## WORK REQUIRED
The records below are to be quoted in full; please keep every word exact.

★ ★ ★ ★

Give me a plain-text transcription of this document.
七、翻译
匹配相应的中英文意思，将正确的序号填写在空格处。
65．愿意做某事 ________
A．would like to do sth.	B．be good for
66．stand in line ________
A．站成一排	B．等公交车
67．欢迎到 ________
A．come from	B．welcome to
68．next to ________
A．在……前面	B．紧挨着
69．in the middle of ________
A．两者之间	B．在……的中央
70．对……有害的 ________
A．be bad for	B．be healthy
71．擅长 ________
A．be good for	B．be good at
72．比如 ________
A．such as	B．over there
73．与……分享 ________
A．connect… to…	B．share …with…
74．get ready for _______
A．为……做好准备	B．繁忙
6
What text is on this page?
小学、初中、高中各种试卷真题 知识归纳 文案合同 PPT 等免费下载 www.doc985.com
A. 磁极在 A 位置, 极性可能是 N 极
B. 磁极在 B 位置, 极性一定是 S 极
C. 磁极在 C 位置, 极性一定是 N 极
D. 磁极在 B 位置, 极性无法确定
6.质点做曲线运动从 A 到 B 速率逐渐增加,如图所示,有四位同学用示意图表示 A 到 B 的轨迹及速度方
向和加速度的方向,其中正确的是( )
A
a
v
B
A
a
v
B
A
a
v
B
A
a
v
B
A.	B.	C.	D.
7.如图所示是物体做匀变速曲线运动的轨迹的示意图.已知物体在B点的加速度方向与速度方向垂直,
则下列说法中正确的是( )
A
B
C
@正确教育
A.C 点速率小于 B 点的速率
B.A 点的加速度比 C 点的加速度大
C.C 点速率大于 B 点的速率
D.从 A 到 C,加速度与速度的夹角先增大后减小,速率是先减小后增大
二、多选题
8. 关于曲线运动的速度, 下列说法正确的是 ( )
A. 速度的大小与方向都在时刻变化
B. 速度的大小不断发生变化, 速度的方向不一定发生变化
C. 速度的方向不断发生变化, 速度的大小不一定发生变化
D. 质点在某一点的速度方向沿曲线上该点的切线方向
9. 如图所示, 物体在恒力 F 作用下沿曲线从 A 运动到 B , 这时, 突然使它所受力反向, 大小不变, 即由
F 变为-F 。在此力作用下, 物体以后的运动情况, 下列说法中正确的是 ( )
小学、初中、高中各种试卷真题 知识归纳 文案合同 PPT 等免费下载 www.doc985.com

★ ★ ★ ★

## TASK ANSWER
Give me a plain-text transcription of this document.
七、翻译
匹配相应的中英文意思，将正确的序号填写在空格处。
65．愿意做某事 ________
A．would like to do sth.	B．be good for
66．stand in line ________
A．站成一排	B．等公交车
67．欢迎到 ________
A．come from	B．welcome to
68．next to ________
A．在……前面	B．紧挨着
69．in the middle of ________
A．两者之间	B．在……的中央
70．对……有害的 ________
A．be bad for	B．be healthy
71．擅长 ________
A．be good for	B．be good at
72．比如 ________
A．such as	B．over there
73．与……分享 ________
A．connect… to…	B．share …with…
74．get ready for _______
A．为……做好准备	B．繁忙
6
What text is on this page?
小学、初中、高中各种试卷真题 知识归纳 文案合同 PPT 等免费下载 www.doc985.com
A. 磁极在 A 位置, 极性可能是 N 极
B. 磁极在 B 位置, 极性一定是 S 极
C. 磁极在 C 位置, 极性一定是 N 极
D. 磁极在 B 位置, 极性无法确定
6.质点做曲线运动从 A 到 B 速率逐渐增加,如图所示,有四位同学用示意图表示 A 到 B 的轨迹及速度方
向和加速度的方向,其中正确的是( )
A
a
v
B
A
a
v
B
A
a
v
B
A
a
v
B
A.	B.	C.	D.
7.如图所示是物体做匀变速曲线运动的轨迹的示意图.已知物体在B点的加速度方向与速度方向垂直,
则下列说法中正确的是( )
A
B
C
@正确教育
A.C 点速率小于 B 点的速率
B.A 点的加速度比 C 点的加速度大
C.C 点速率大于 B 点的速率
D.从 A 到 C,加速度与速度的夹角先增大后减小,速率是先减小后增大
二、多选题
8. 关于曲线运动的速度, 下列说法正确的是 ( )
A. 速度的大小与方向都在时刻变化
B. 速度的大小不断发生变化, 速度的方向不一定发生变化
C. 速度的方向不断发生变化, 速度的大小不一定发生变化
D. 质点在某一点的速度方向沿曲线上该点的切线方向
9. 如图所示, 物体在恒力 F 作用下沿曲线从 A 运动到 B , 这时, 突然使它所受力反向, 大小不变, 即由
F 变为-F 。在此力作用下, 物体以后的运动情况, 下列说法中正确的是 ( )
小学、初中、高中各种试卷真题 知识归纳 文案合同 PPT 等免费下载 www.doc985.com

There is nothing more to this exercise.